Reproduce the listing below verbatim.

■ DATA SHOWN ■
------------------------------------------------

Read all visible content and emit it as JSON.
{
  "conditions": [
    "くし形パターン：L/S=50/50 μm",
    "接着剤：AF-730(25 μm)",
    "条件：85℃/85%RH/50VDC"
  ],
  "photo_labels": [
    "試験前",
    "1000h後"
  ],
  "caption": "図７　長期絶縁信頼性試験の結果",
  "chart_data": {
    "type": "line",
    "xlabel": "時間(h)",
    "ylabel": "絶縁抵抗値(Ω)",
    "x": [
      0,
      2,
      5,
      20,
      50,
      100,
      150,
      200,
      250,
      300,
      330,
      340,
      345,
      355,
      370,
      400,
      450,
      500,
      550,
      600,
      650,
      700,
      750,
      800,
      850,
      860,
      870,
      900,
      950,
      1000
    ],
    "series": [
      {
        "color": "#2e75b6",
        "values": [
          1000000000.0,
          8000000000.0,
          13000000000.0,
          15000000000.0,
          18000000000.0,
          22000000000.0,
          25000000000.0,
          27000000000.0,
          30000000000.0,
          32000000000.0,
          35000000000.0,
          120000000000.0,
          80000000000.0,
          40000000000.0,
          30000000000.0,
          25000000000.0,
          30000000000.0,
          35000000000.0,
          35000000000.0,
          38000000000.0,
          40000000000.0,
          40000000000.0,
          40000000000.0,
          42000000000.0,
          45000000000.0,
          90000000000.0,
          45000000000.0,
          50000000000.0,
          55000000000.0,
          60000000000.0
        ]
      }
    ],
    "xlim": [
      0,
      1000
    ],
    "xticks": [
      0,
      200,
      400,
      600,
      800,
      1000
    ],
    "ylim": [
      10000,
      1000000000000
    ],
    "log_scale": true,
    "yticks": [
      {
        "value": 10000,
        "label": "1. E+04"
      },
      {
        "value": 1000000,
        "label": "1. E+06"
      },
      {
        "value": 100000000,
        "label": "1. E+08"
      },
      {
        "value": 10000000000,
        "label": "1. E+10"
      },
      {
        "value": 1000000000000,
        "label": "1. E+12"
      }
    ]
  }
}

------------------------------------------------

■ TASK OUTPUT ■
Read all visible content and emit it as JSON.
{
  "conditions": [
    "くし形パターン：L/S=50/50 μm",
    "接着剤：AF-730(25 μm)",
    "条件：85℃/85%RH/50VDC"
  ],
  "photo_labels": [
    "試験前",
    "1000h後"
  ],
  "caption": "図７　長期絶縁信頼性試験の結果",
  "chart_data": {
    "type": "line",
    "xlabel": "時間(h)",
    "ylabel": "絶縁抵抗値(Ω)",
    "x": [
      0,
      2,
      5,
      20,
      50,
      100,
      150,
      200,
      250,
      300,
      330,
      340,
      345,
      355,
      370,
      400,
      450,
      500,
      550,
      600,
      650,
      700,
      750,
      800,
      850,
      860,
      870,
      900,
      950,
      1000
    ],
    "series": [
      {
        "color": "#2e75b6",
        "values": [
          1000000000.0,
          8000000000.0,
          13000000000.0,
          15000000000.0,
          18000000000.0,
          22000000000.0,
          25000000000.0,
          27000000000.0,
          30000000000.0,
          32000000000.0,
          35000000000.0,
          120000000000.0,
          80000000000.0,
          40000000000.0,
          30000000000.0,
          25000000000.0,
          30000000000.0,
          35000000000.0,
          35000000000.0,
          38000000000.0,
          40000000000.0,
          40000000000.0,
          40000000000.0,
          42000000000.0,
          45000000000.0,
          90000000000.0,
          45000000000.0,
          50000000000.0,
          55000000000.0,
          60000000000.0
        ]
      }
    ],
    "xlim": [
      0,
      1000
    ],
    "xticks": [
      0,
      200,
      400,
      600,
      800,
      1000
    ],
    "ylim": [
      10000,
      1000000000000
    ],
    "log_scale": true,
    "yticks": [
      {
        "value": 10000,
        "label": "1. E+04"
      },
      {
        "value": 1000000,
        "label": "1. E+06"
      },
      {
        "value": 100000000,
        "label": "1. E+08"
      },
      {
        "value": 10000000000,
        "label": "1. E+10"
      },
      {
        "value": 1000000000000,
        "label": "1. E+12"
      }
    ]
  }
}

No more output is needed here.